------ Stored rows
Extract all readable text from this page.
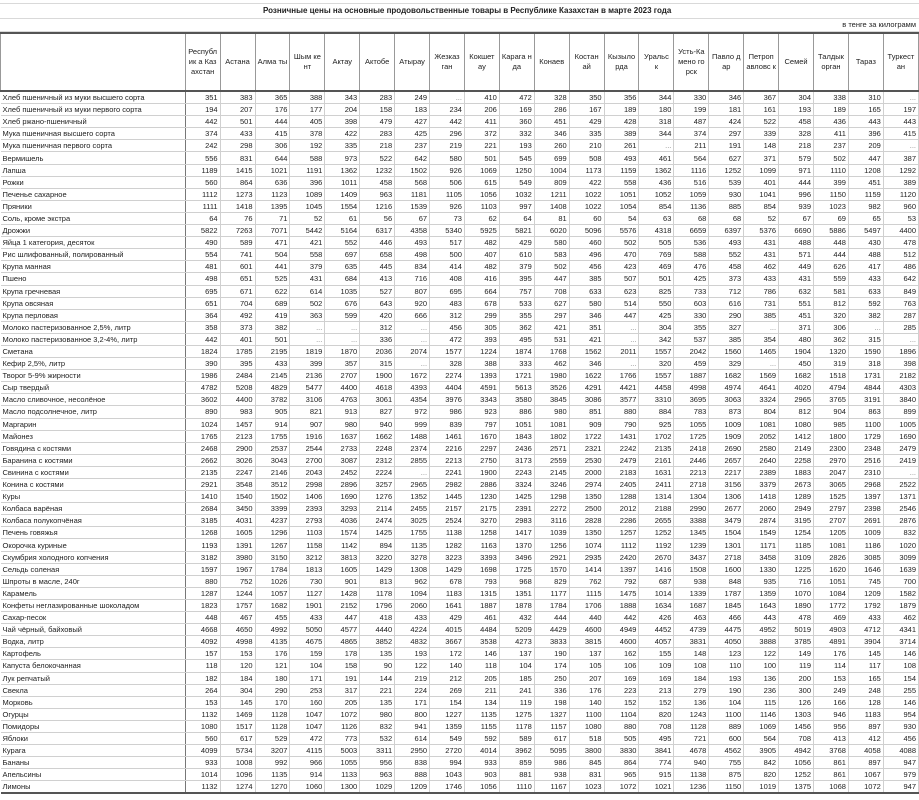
Розничные цены на основные продовольственные товары в Республике Казахстан в марте 2023 года
в тенге за килограмм
	Республик а Казахстан	Астана	Алма ты	Шым кент	Актау	Актобе	Атырау	Жезказ ган	Кокшет ау	Карага нда	Конаев	Костан ай	Кызыло рда	Уральс к	Усть-Камено горск	Павло дар	Петроп авловс к	Семей	Талдык орган	Тараз	Туркест ан
Хлеб пшеничный из муки высшего сорта	351	383	365	388	343	283	249	...	410	472	328	350	356	344	330	346	367	304	338	310	...
Хлеб пшеничный из муки первого сорта	194	207	176	177	204	158	183	234	206	169	286	167	189	180	199	181	161	193	189	165	197
Хлеб ржано-пшеничный	442	501	444	405	398	479	427	442	411	360	451	429	428	318	487	424	522	458	436	443	443
Мука пшеничная высшего сорта	374	433	415	378	422	283	425	296	372	332	346	335	389	344	374	297	339	328	411	396	415
Мука пшеничная первого сорта	242	298	306	192	335	218	237	219	221	193	260	210	261	...	211	191	148	218	237	209	...
Вермишель	556	831	644	588	973	522	642	580	501	545	699	508	493	461	564	627	371	579	502	447	387
Лапша	1189	1415	1021	1191	1362	1232	1502	926	1069	1250	1004	1173	1159	1362	1116	1252	1099	971	1110	1208	1292
Рожки	560	864	636	396	1011	458	568	506	615	549	809	422	558	436	516	539	401	444	399	451	389
Печенье сахарное	1112	1273	1123	1089	1409	963	1181	1105	1056	1032	1211	1022	1051	1052	1059	930	1041	996	1150	1159	1120
Пряники	1111	1418	1395	1045	1554	1216	1539	926	1103	997	1408	1022	1054	854	1136	885	854	939	1023	982	960
Соль, кроме экстра	64	76	71	52	61	56	67	73	62	64	81	60	54	63	68	68	52	67	69	65	53
Дрожжи	5822	7263	7071	5442	5164	6317	4358	5340	5925	5821	6020	5096	5576	4318	6659	6397	5376	6690	5886	5497	4400
Яйца 1 категория, десяток	490	589	471	421	552	446	493	517	482	429	580	460	502	505	536	493	431	488	448	430	478
Рис шлифованный, полированный	554	741	504	558	697	658	498	500	407	610	583	496	470	769	588	552	431	571	444	488	512
Крупа манная	481	601	441	379	635	445	834	414	482	379	502	456	423	469	476	458	462	449	626	417	486
Пшено	498	651	525	431	684	413	716	408	416	395	447	385	507	501	425	373	433	431	559	433	642
Крупа гречневая	695	671	622	614	1035	527	807	695	664	757	708	633	623	825	733	712	786	632	581	633	849
Крупа овсяная	651	704	689	502	676	643	920	483	678	533	627	580	514	550	603	616	731	551	812	592	763
Крупа перловая	364	492	419	363	599	420	666	312	299	355	297	346	447	425	330	290	385	451	320	382	287
Молоко пастеризованное 2,5%, литр	358	373	382	...	...	312	...	456	305	362	421	351	...	304	355	327	...	371	306	...	285
Молоко пастеризованное 3,2-4%, литр	442	401	501	...	...	336	...	472	393	495	531	421	...	342	537	385	354	480	362	315	...
Сметана	1824	1785	2195	1819	1870	2036	2074	1577	1224	1874	1768	1562	2011	1557	2042	1560	1465	1904	1320	1590	1896
Кефир 2,5%, литр	390	395	433	399	357	315	...	328	388	333	462	346	...	320	459	329	...	450	319	318	398
Творог 5-9% жирности	1986	2484	2145	2136	2707	1900	1672	2274	1393	1721	1980	1622	1766	1557	1887	1682	1569	1682	1518	1731	2182
Сыр твердый	4782	5208	4829	5477	4400	4618	4393	4404	4591	5613	3526	4291	4421	4458	4998	4974	4641	4020	4794	4844	4303
Масло сливочное, несолёное	3602	4400	3782	3106	4763	3061	4354	3976	3343	3580	3845	3086	3577	3310	3695	3063	3324	2965	3765	3191	3840
Масло подсолнечное, литр	890	983	905	821	913	827	972	986	923	886	980	851	880	884	783	873	804	812	904	863	899
Маргарин	1024	1457	914	907	980	940	999	839	797	1051	1081	909	790	925	1055	1009	1081	1080	985	1100	1005
Майонез	1765	2123	1755	1916	1637	1662	1488	1461	1670	1843	1802	1722	1431	1702	1725	1909	2052	1412	1800	1729	1690
Говядина с костями	2468	2900	2537	2544	2733	2248	2374	2216	2297	2436	2571	2321	2242	2135	2418	2690	2580	2149	2300	2348	2479
Баранина с костями	2662	3026	3043	2700	3087	2312	2855	2213	2750	3173	2559	2530	2479	2161	2446	2657	2640	2258	2970	2516	2419
Свинина с костями	2135	2247	2146	2043	2452	2224	...	2241	1900	2243	2145	2000	2183	1631	2213	2217	2389	1883	2047	2310	...
Конина с костями	2921	3548	3512	2998	2896	3257	2965	2982	2886	3324	3246	2974	2405	2411	2718	3156	3379	2673	3065	2968	2522
Куры	1410	1540	1502	1406	1690	1276	1352	1445	1230	1425	1298	1350	1288	1314	1304	1306	1418	1289	1525	1397	1371
Колбаса варёная	2684	3450	3399	2393	3293	2114	2455	2157	2175	2391	2272	2500	2012	2188	2990	2677	2060	2949	2797	2398	2546
Колбаса полукопчёная	3185	4031	4237	2793	4036	2474	3025	2524	3270	2983	3116	2828	2286	2655	3388	3479	2874	3195	2707	2691	2876
Печень говяжья	1268	1605	1296	1103	1574	1425	1755	1138	1258	1417	1039	1350	1257	1252	1345	1504	1549	1254	1205	1009	832
Окорочка куриные	1193	1391	1267	1158	1142	894	1135	1282	1163	1370	1256	1074	1112	1192	1239	1301	1171	1185	1081	1186	1020
Скумбрия холодного копчения	3182	3980	3150	3212	3813	3220	3278	3223	3393	3496	2921	2935	2420	2670	3437	2718	3458	3109	2826	3085	3099
Сельдь соленая	1597	1967	1784	1813	1605	1429	1308	1429	1698	1725	1570	1414	1397	1416	1508	1600	1330	1225	1620	1646	1639
Шпроты в масле, 240г	880	752	1026	730	901	813	962	678	793	968	829	762	792	687	938	848	935	716	1051	745	700
Карамель	1287	1244	1057	1127	1428	1178	1094	1183	1315	1351	1177	1115	1475	1014	1339	1787	1359	1070	1084	1209	1582
Конфеты неглазированные шоколадом	1823	1757	1682	1901	2152	1796	2060	1641	1887	1878	1784	1706	1888	1634	1687	1845	1643	1890	1772	1792	1879
Сахар-песок	448	467	455	433	447	418	433	429	461	432	444	440	442	426	463	466	443	478	469	433	462
Чай чёрный, байховый	4668	4650	4992	5050	4577	4440	4224	4015	4484	5209	4429	4600	4949	4452	4739	4475	4952	5019	4903	4712	4341
Водка, литр	4092	4998	4135	4675	4865	3852	4832	3667	3538	4273	3833	3815	4600	4057	3831	4050	3888	3785	4891	3904	3714
Картофель	157	153	176	159	178	135	193	172	146	137	190	137	162	155	148	123	122	149	176	145	146
Капуста белокочанная	118	120	121	104	158	90	122	140	118	104	174	105	106	109	108	110	100	119	114	117	108
Лук репчатый	182	184	180	171	191	144	219	212	205	185	250	207	169	169	184	193	136	200	153	165	154
Свекла	264	304	290	253	317	221	224	269	211	241	336	176	223	213	279	190	236	300	249	248	255
Морковь	153	145	170	160	205	135	171	154	134	119	198	140	152	152	136	104	115	126	166	128	146
Огурцы	1132	1469	1128	1047	1072	980	800	1227	1135	1275	1327	1100	1104	820	1243	1100	1146	1303	946	1183	954
Помидоры	1080	1517	1128	1047	1126	832	941	1359	1155	1178	1157	1080	880	708	1128	889	1069	1456	956	897	930
Яблоки	560	617	529	472	773	532	614	549	592	589	617	518	505	495	721	600	564	708	413	412	456
Курага	4099	5734	3207	4115	5003	3311	2950	2720	4014	3962	5095	3800	3830	3841	4678	4562	3905	4942	3768	4058	4088
Бананы	933	1008	992	966	1055	956	838	994	933	859	986	845	864	774	940	755	842	1056	861	897	947
Апельсины	1014	1096	1135	914	1133	963	888	1043	903	881	938	831	965	915	1138	875	820	1252	861	1067	979
Лимоны	1132	1274	1270	1060	1300	1029	1209	1746	1056	1110	1167	1023	1072	1021	1236	1150	1019	1375	1068	1072	947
------------
• To be done
Search the listing for the word "муки" and return each line that holds it.

• Response to this exercise
Хлеб пшеничный из муки высшего сорта	351	383	365	388	343	283	249	...	410	472	328	350	356	344	330	346	367	304	338	310	...
Хлеб пшеничный из муки первого сорта	194	207	176	177	204	158	183	234	206	169	286	167	189	180	199	181	161	193	189	165	197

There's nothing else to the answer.